TASK INSTRUCTIONS
Isolate every line in the records below with "trends" in it.

Data entries:
----------------------------------------

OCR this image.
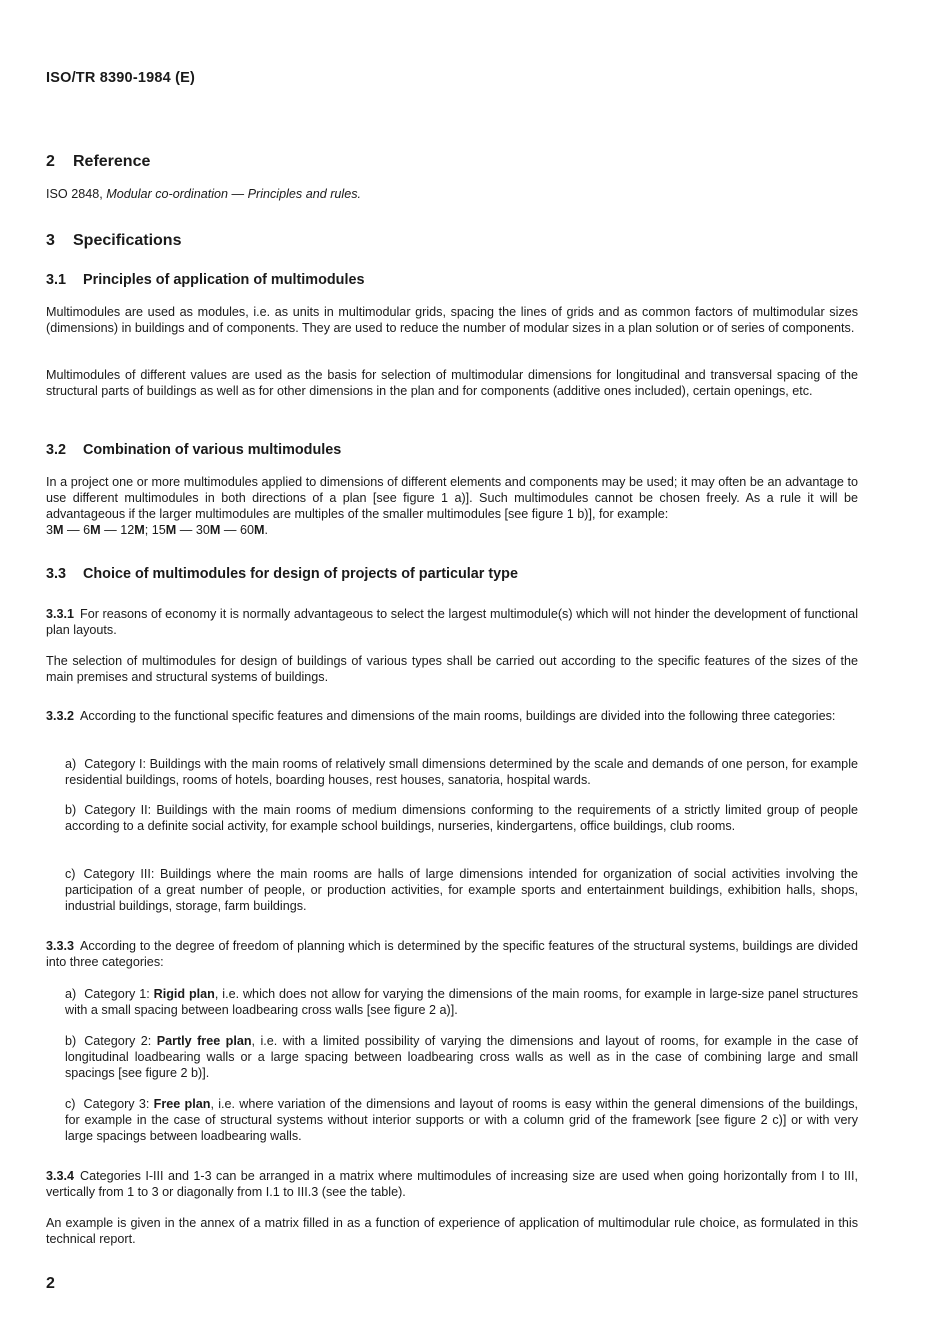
ISO/TR 8390-1984 (E)
2 Reference
ISO 2848, Modular co-ordination — Principles and rules.
3 Specifications
3.1 Principles of application of multimodules
Multimodules are used as modules, i.e. as units in multimodular grids, spacing the lines of grids and as common factors of multimodular sizes (dimensions) in buildings and of components. They are used to reduce the number of modular sizes in a plan solution or of series of components.
Multimodules of different values are used as the basis for selection of multimodular dimensions for longitudinal and transversal spacing of the structural parts of buildings as well as for other dimensions in the plan and for components (additive ones included), certain openings, etc.
3.2 Combination of various multimodules
In a project one or more multimodules applied to dimensions of different elements and components may be used; it may often be an advantage to use different multimodules in both directions of a plan [see figure 1 a)]. Such multimodules cannot be chosen freely. As a rule it will be advantageous if the larger multimodules are multiples of the smaller multimodules [see figure 1 b)], for example:
3M — 6M — 12M; 15M — 30M — 60M.
3.3 Choice of multimodules for design of projects of particular type
3.3.1 For reasons of economy it is normally advantageous to select the largest multimodule(s) which will not hinder the development of functional plan layouts.
The selection of multimodules for design of buildings of various types shall be carried out according to the specific features of the sizes of the main premises and structural systems of buildings.
3.3.2 According to the functional specific features and dimensions of the main rooms, buildings are divided into the following three categories:
a) Category I: Buildings with the main rooms of relatively small dimensions determined by the scale and demands of one person, for example residential buildings, rooms of hotels, boarding houses, rest houses, sanatoria, hospital wards.
b) Category II: Buildings with the main rooms of medium dimensions conforming to the requirements of a strictly limited group of people according to a definite social activity, for example school buildings, nurseries, kindergartens, office buildings, club rooms.
c) Category III: Buildings where the main rooms are halls of large dimensions intended for organization of social activities involving the participation of a great number of people, or production activities, for example sports and entertainment buildings, exhibition halls, shops, industrial buildings, storage, farm buildings.
3.3.3 According to the degree of freedom of planning which is determined by the specific features of the structural systems, buildings are divided into three categories:
a) Category 1: Rigid plan, i.e. which does not allow for varying the dimensions of the main rooms, for example in large-size panel structures with a small spacing between loadbearing cross walls [see figure 2 a)].
b) Category 2: Partly free plan, i.e. with a limited possibility of varying the dimensions and layout of rooms, for example in the case of longitudinal loadbearing walls or a large spacing between loadbearing cross walls as well as in the case of combining large and small spacings [see figure 2 b)].
c) Category 3: Free plan, i.e. where variation of the dimensions and layout of rooms is easy within the general dimensions of the buildings, for example in the case of structural systems without interior supports or with a column grid of the framework [see figure 2 c)] or with very large spacings between loadbearing walls.
3.3.4 Categories I-III and 1-3 can be arranged in a matrix where multimodules of increasing size are used when going horizontally from I to III, vertically from 1 to 3 or diagonally from I.1 to III.3 (see the table).
An example is given in the annex of a matrix filled in as a function of experience of application of multimodular rule choice, as formulated in this technical report.
2
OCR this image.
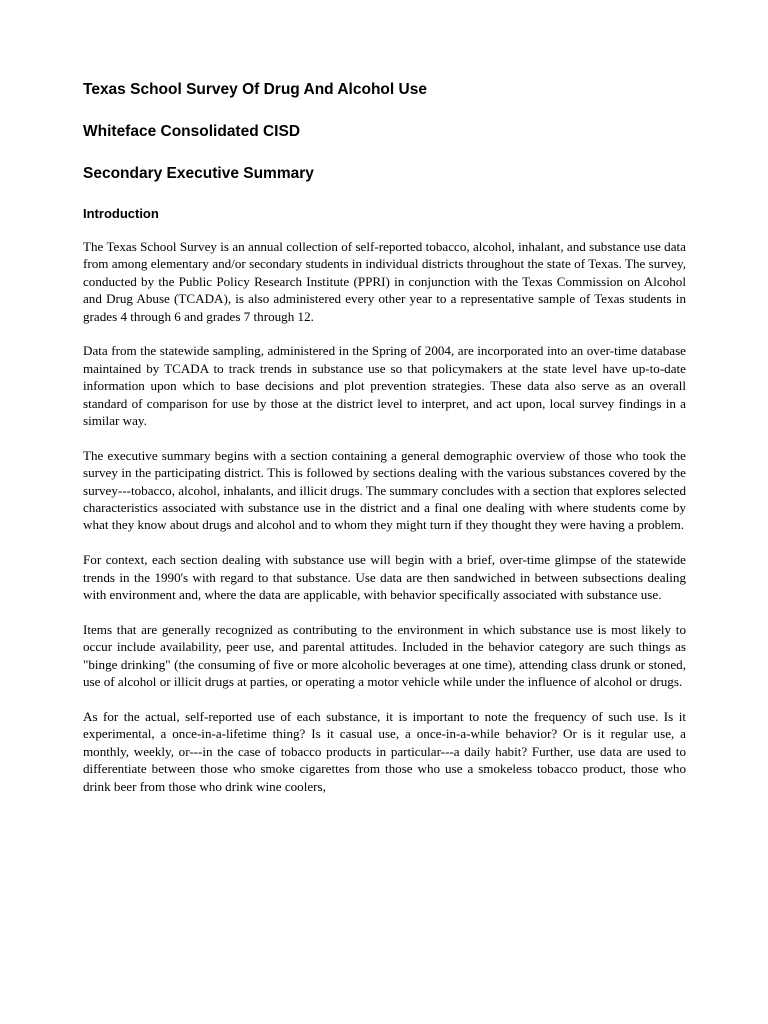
Texas School Survey Of Drug And Alcohol Use
Whiteface Consolidated CISD
Secondary Executive Summary
Introduction

The Texas School Survey is an annual collection of self-reported tobacco, alcohol, inhalant, and substance use data from among elementary and/or secondary students in individual districts throughout the state of Texas. The survey, conducted by the Public Policy Research Institute (PPRI) in conjunction with the Texas Commission on Alcohol and Drug Abuse (TCADA), is also administered every other year to a representative sample of Texas students in grades 4 through 6 and grades 7 through 12.

Data from the statewide sampling, administered in the Spring of 2004, are incorporated into an over-time database maintained by TCADA to track trends in substance use so that policymakers at the state level have up-to-date information upon which to base decisions and plot prevention strategies. These data also serve as an overall standard of comparison for use by those at the district level to interpret, and act upon, local survey findings in a similar way.

The executive summary begins with a section containing a general demographic overview of those who took the survey in the participating district. This is followed by sections dealing with the various substances covered by the survey---tobacco, alcohol, inhalants, and illicit drugs. The summary concludes with a section that explores selected characteristics associated with substance use in the district and a final one dealing with where students come by what they know about drugs and alcohol and to whom they might turn if they thought they were having a problem.

For context, each section dealing with substance use will begin with a brief, over-time glimpse of the statewide trends in the 1990's with regard to that substance. Use data are then sandwiched in between subsections dealing with environment and, where the data are applicable, with behavior specifically associated with substance use.

Items that are generally recognized as contributing to the environment in which substance use is most likely to occur include availability, peer use, and parental attitudes. Included in the behavior category are such things as "binge drinking" (the consuming of five or more alcoholic beverages at one time), attending class drunk or stoned, use of alcohol or illicit drugs at parties, or operating a motor vehicle while under the influence of alcohol or drugs.

As for the actual, self-reported use of each substance, it is important to note the frequency of such use. Is it experimental, a once-in-a-lifetime thing? Is it casual use, a once-in-a-while behavior? Or is it regular use, a monthly, weekly, or---in the case of tobacco products in particular---a daily habit? Further, use data are used to differentiate between those who smoke cigarettes from those who use a smokeless tobacco product, those who drink beer from those who drink wine coolers,
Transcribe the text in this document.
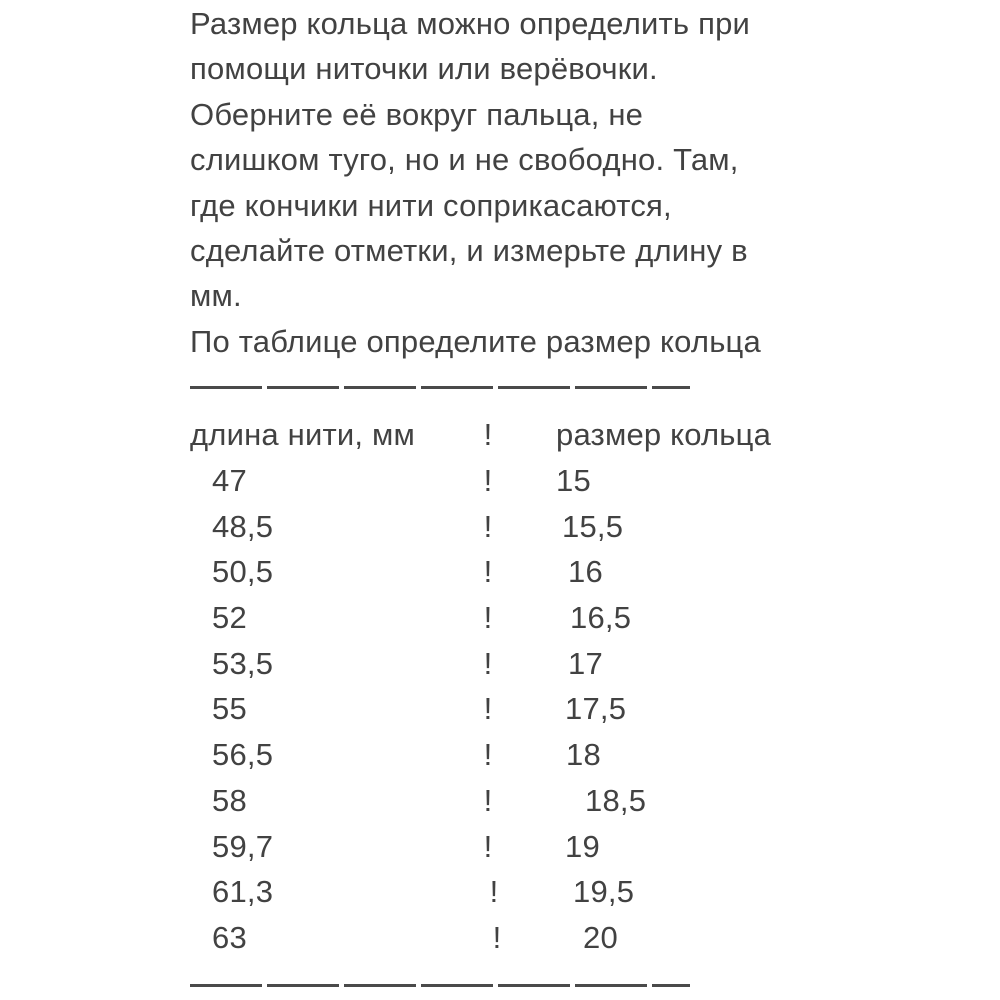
Размер кольца можно определить при
помощи ниточки или верёвочки.
Оберните её вокруг пальца, не
слишком туго, но и не свободно. Там,
где кончики нити соприкасаются,
сделайте отметки, и измерьте длину в
мм.
По таблице определите размер кольца
длина нити, мм	!	размер кольца
47	!	15
48,5	!	15,5
50,5	!	16
52	!	16,5
53,5	!	17
55	!	17,5
56,5	!	18
58	!	18,5
59,7	!	19
61,3	!	19,5
63	!	20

----------------------------------------

SOLUTION FOR THIS TASK
Data from the statewide sampling, administered in the Spring of 2004, are incorporated into an over-time database maintained by TCADA to track trends in substance use so that policymakers at the state level have up-to-date information upon which to base decisions and plot prevention strategies. These data also serve as an overall standard of comparison for use by those at the district level to interpret, and act upon, local survey findings in a similar way.
For context, each section dealing with substance use will begin with a brief, over-time glimpse of the statewide trends in the 1990's with regard to that substance. Use data are then sandwiched in between subsections dealing with environment and, where the data are applicable, with behavior specifically associated with substance use.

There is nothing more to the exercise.